Task prompt: Copy out verbatim the material from its first line through the line containing "missed-call-icon (12, 10, 38, 30)", including both of those lines.

Extracted entries:
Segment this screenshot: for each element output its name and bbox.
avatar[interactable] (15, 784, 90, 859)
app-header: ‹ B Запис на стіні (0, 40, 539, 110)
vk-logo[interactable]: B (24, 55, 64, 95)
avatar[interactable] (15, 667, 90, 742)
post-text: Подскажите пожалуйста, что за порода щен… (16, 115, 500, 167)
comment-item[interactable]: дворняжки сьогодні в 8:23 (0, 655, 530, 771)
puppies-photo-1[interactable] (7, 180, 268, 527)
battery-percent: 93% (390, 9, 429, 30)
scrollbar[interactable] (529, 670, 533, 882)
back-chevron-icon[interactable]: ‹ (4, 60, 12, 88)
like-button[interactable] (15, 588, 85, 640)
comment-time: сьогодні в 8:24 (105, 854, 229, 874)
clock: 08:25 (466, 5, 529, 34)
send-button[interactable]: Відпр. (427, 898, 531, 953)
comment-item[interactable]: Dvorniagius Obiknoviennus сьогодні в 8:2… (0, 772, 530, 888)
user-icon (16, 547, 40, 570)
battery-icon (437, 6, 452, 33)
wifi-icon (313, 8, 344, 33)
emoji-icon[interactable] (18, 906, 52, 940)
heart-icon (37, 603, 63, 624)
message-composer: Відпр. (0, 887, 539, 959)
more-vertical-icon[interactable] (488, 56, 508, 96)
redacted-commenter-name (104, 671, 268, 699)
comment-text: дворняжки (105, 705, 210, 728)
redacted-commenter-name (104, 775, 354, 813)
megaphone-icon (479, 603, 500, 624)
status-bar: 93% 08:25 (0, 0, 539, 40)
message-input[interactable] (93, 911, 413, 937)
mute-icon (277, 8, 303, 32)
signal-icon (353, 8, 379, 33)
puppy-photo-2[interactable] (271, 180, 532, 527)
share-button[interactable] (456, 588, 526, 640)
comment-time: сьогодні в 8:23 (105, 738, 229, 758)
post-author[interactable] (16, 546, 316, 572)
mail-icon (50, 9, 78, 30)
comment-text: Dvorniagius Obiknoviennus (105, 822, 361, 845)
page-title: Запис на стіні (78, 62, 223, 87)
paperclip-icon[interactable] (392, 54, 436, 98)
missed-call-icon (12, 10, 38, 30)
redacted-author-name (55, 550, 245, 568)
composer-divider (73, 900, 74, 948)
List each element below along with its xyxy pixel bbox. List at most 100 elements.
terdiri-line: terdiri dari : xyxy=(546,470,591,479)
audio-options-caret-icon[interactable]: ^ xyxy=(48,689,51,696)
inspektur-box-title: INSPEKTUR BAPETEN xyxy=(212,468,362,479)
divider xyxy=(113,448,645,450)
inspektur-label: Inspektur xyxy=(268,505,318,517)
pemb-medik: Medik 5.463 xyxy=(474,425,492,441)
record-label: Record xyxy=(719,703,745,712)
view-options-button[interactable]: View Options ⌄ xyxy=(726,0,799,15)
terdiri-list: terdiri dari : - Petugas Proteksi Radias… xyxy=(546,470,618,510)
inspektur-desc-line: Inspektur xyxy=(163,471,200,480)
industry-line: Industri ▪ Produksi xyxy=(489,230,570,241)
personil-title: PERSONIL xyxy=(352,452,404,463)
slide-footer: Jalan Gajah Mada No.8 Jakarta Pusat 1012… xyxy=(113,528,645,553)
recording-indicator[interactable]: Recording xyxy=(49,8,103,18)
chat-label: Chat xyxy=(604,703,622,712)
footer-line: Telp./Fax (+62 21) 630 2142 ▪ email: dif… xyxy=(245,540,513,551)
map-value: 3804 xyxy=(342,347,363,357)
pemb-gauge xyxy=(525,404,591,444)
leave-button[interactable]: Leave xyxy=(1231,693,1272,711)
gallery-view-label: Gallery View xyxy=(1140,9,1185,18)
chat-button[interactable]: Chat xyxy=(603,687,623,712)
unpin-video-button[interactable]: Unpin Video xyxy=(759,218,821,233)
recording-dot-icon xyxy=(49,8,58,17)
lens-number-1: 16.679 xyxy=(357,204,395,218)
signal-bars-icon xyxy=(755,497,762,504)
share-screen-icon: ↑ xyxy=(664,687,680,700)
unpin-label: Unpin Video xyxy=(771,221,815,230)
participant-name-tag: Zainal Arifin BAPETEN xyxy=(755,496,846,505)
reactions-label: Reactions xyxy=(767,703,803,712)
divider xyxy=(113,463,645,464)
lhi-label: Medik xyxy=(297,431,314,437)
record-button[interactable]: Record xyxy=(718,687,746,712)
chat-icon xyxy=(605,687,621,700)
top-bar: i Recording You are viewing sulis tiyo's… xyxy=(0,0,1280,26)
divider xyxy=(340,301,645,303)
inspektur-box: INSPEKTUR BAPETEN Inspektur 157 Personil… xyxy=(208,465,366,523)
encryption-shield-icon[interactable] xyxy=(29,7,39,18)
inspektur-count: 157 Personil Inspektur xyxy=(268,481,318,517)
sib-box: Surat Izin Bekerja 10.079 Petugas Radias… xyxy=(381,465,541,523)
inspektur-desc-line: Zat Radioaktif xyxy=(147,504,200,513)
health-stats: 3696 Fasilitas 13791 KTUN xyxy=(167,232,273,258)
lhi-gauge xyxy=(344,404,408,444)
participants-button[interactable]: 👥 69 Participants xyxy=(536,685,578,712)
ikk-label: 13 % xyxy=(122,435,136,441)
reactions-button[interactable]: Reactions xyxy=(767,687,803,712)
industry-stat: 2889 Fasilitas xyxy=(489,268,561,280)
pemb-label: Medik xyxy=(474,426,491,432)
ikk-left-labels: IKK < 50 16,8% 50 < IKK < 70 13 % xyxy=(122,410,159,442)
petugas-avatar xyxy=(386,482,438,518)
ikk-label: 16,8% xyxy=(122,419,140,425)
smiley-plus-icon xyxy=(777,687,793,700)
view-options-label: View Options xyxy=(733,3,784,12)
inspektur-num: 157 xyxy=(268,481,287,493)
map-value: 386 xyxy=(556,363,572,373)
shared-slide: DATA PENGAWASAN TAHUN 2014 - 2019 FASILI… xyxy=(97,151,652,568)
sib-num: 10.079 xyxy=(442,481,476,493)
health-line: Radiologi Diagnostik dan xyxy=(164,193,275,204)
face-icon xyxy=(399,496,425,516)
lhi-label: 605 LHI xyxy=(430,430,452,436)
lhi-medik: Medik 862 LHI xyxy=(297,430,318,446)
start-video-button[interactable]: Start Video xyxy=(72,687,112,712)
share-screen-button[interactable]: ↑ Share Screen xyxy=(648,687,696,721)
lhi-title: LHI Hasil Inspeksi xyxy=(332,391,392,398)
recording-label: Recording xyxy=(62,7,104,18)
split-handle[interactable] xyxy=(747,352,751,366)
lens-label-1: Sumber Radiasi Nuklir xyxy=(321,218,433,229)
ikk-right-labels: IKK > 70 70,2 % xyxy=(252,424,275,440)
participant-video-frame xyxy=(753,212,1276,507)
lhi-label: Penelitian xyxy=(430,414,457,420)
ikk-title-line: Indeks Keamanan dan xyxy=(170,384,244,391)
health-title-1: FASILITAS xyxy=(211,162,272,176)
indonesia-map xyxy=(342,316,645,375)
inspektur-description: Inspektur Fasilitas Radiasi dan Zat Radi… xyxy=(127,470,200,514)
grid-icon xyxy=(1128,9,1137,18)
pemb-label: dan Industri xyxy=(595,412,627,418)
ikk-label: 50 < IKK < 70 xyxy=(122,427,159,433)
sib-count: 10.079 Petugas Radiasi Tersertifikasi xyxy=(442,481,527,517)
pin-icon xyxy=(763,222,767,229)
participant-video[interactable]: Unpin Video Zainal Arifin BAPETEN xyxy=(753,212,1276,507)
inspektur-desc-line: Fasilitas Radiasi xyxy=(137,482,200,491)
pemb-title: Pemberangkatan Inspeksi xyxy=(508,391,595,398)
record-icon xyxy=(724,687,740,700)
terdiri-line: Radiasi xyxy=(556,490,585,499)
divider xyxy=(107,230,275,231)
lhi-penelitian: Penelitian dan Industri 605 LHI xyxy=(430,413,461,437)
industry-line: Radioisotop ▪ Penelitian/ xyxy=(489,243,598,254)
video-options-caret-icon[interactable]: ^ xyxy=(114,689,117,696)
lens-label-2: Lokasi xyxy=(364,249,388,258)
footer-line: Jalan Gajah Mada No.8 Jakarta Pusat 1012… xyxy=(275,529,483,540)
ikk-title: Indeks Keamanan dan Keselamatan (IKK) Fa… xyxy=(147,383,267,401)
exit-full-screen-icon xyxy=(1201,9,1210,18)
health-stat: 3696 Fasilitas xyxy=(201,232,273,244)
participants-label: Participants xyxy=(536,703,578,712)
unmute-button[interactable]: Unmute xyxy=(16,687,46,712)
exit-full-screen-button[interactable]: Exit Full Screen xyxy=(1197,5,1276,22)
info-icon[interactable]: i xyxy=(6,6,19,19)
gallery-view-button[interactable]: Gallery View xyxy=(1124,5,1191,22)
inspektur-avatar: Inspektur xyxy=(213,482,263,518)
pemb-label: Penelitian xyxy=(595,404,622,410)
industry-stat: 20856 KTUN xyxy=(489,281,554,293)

Finished exercise:
Segment this screenshot: for each element output its name and bbox.
avatar[interactable] (15, 784, 90, 859)
app-header: ‹ B Запис на стіні (0, 40, 539, 110)
vk-logo[interactable]: B (24, 55, 64, 95)
avatar[interactable] (15, 667, 90, 742)
post-text: Подскажите пожалуйста, что за порода щен… (16, 115, 500, 167)
comment-item[interactable]: дворняжки сьогодні в 8:23 (0, 655, 530, 771)
puppies-photo-1[interactable] (7, 180, 268, 527)
battery-percent: 93% (390, 9, 429, 30)
scrollbar[interactable] (529, 670, 533, 882)
back-chevron-icon[interactable]: ‹ (4, 60, 12, 88)
like-button[interactable] (15, 588, 85, 640)
comment-time: сьогодні в 8:24 (105, 854, 229, 874)
clock: 08:25 (466, 5, 529, 34)
send-button[interactable]: Відпр. (427, 898, 531, 953)
comment-item[interactable]: Dvorniagius Obiknoviennus сьогодні в 8:2… (0, 772, 530, 888)
user-icon (16, 547, 40, 570)
battery-icon (437, 6, 452, 33)
wifi-icon (313, 8, 344, 33)
emoji-icon[interactable] (18, 906, 52, 940)
heart-icon (37, 603, 63, 624)
message-composer: Відпр. (0, 887, 539, 959)
more-vertical-icon[interactable] (488, 56, 508, 96)
redacted-commenter-name (104, 671, 268, 699)
comment-text: дворняжки (105, 705, 210, 728)
redacted-commenter-name (104, 775, 354, 813)
megaphone-icon (479, 603, 500, 624)
status-bar: 93% 08:25 (0, 0, 539, 40)
message-input[interactable] (93, 911, 413, 937)
mute-icon (277, 8, 303, 32)
signal-icon (353, 8, 379, 33)
puppy-photo-2[interactable] (271, 180, 532, 527)
share-button[interactable] (456, 588, 526, 640)
comment-time: сьогодні в 8:23 (105, 738, 229, 758)
post-author[interactable] (16, 546, 316, 572)
mail-icon (50, 9, 78, 30)
comment-text: Dvorniagius Obiknoviennus (105, 822, 361, 845)
page-title: Запис на стіні (78, 62, 223, 87)
paperclip-icon[interactable] (392, 54, 436, 98)
missed-call-icon (12, 10, 38, 30)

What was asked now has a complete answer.